Dataset content start

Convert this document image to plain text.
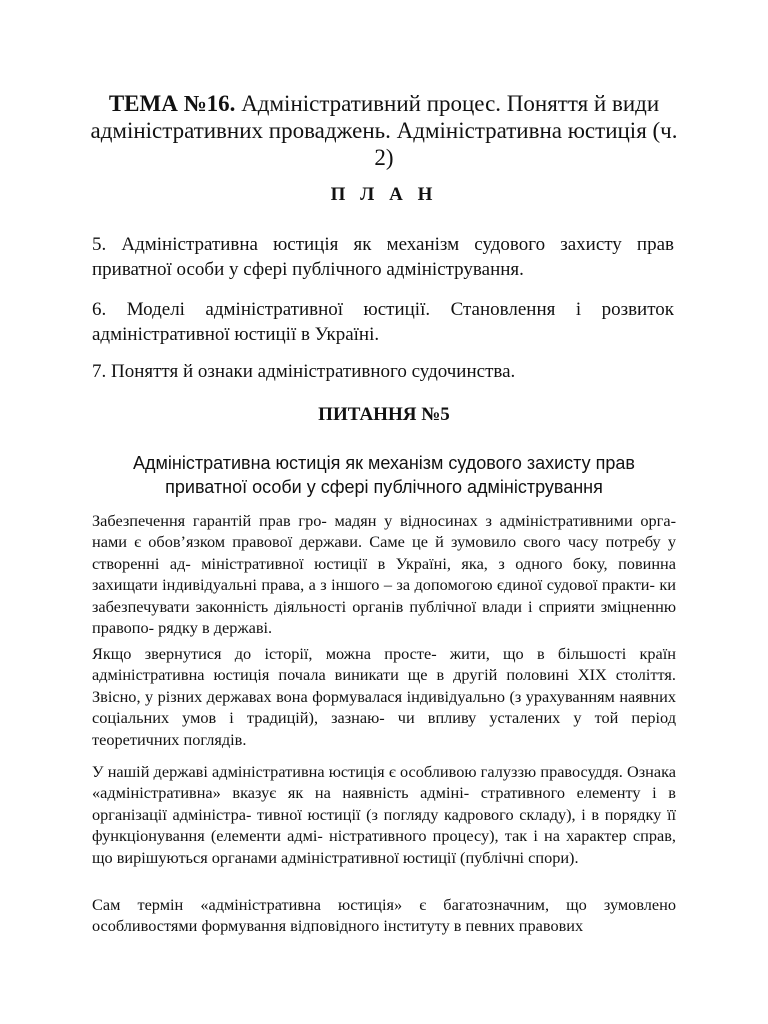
ТЕМА №16. Адміністративний процес. Поняття й види адміністративних проваджень. Адміністративна юстиція (ч. 2)
П Л А Н
5. Адміністративна юстиція як механізм судового захисту прав приватної особи у сфері публічного адміністрування.
6. Моделі адміністративної юстиції. Становлення і розвиток адміністративної юстиції в Україні.
7. Поняття й ознаки адміністративного судочинства.
ПИТАННЯ №5
Адміністративна юстиція як механізм судового захисту прав приватної особи у сфері публічного адміністрування
Забезпечення гарантій прав гро- мадян у відносинах з адміністративними орга- нами є обов’язком правової держави. Саме це й зумовило свого часу потребу у створенні ад- міністративної юстиції в Україні, яка, з одного боку, повинна захищати індивідуальні права, а з іншого – за допомогою єдиної судової практи- ки забезпечувати законність діяльності органів публічної влади і сприяти зміцненню правопо- рядку в державі.
Якщо звернутися до історії, можна просте- жити, що в більшості країн адміністративна юстиція почала виникати ще в другій половині XIX століття. Звісно, у різних державах вона формувалася індивідуально (з урахуванням наявних соціальних умов і традицій), зазнаю- чи впливу усталених у той період теоретичних поглядів.
У нашій державі адміністративна юстиція є особливою галуззю правосуддя. Ознака «адміністративна» вказує як на наявність адміні- стративного елементу і в організації адміністра- тивної юстиції (з погляду кадрового складу), і в порядку її функціонування (елементи адмі- ністративного процесу), так і на характер справ, що вирішуються органами адміністративної юстиції (публічні спори).
Сам термін «адміністративна юстиція» є багатозначним, що зумовлено особливостями формування відповідного інституту в певних правових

Dataset content end

__Prompt__
Repeat the material above word for word and skip every image in it.

__The solution__
Convert this document image to plain text.
ТЕМА №16. Адміністративний процес. Поняття й види адміністративних проваджень. Адміністративна юстиція (ч. 2)
П Л А Н
5. Адміністративна юстиція як механізм судового захисту прав приватної особи у сфері публічного адміністрування.
6. Моделі адміністративної юстиції. Становлення і розвиток адміністративної юстиції в Україні.
7. Поняття й ознаки адміністративного судочинства.
ПИТАННЯ №5
Адміністративна юстиція як механізм судового захисту прав приватної особи у сфері публічного адміністрування
Забезпечення гарантій прав гро- мадян у відносинах з адміністративними орга- нами є обов’язком правової держави. Саме це й зумовило свого часу потребу у створенні ад- міністративної юстиції в Україні, яка, з одного боку, повинна захищати індивідуальні права, а з іншого – за допомогою єдиної судової практи- ки забезпечувати законність діяльності органів публічної влади і сприяти зміцненню правопо- рядку в державі.
Якщо звернутися до історії, можна просте- жити, що в більшості країн адміністративна юстиція почала виникати ще в другій половині XIX століття. Звісно, у різних державах вона формувалася індивідуально (з урахуванням наявних соціальних умов і традицій), зазнаю- чи впливу усталених у той період теоретичних поглядів.
У нашій державі адміністративна юстиція є особливою галуззю правосуддя. Ознака «адміністративна» вказує як на наявність адміні- стративного елементу і в організації адміністра- тивної юстиції (з погляду кадрового складу), і в порядку її функціонування (елементи адмі- ністративного процесу), так і на характер справ, що вирішуються органами адміністративної юстиції (публічні спори).
Сам термін «адміністративна юстиція» є багатозначним, що зумовлено особливостями формування відповідного інституту в певних правових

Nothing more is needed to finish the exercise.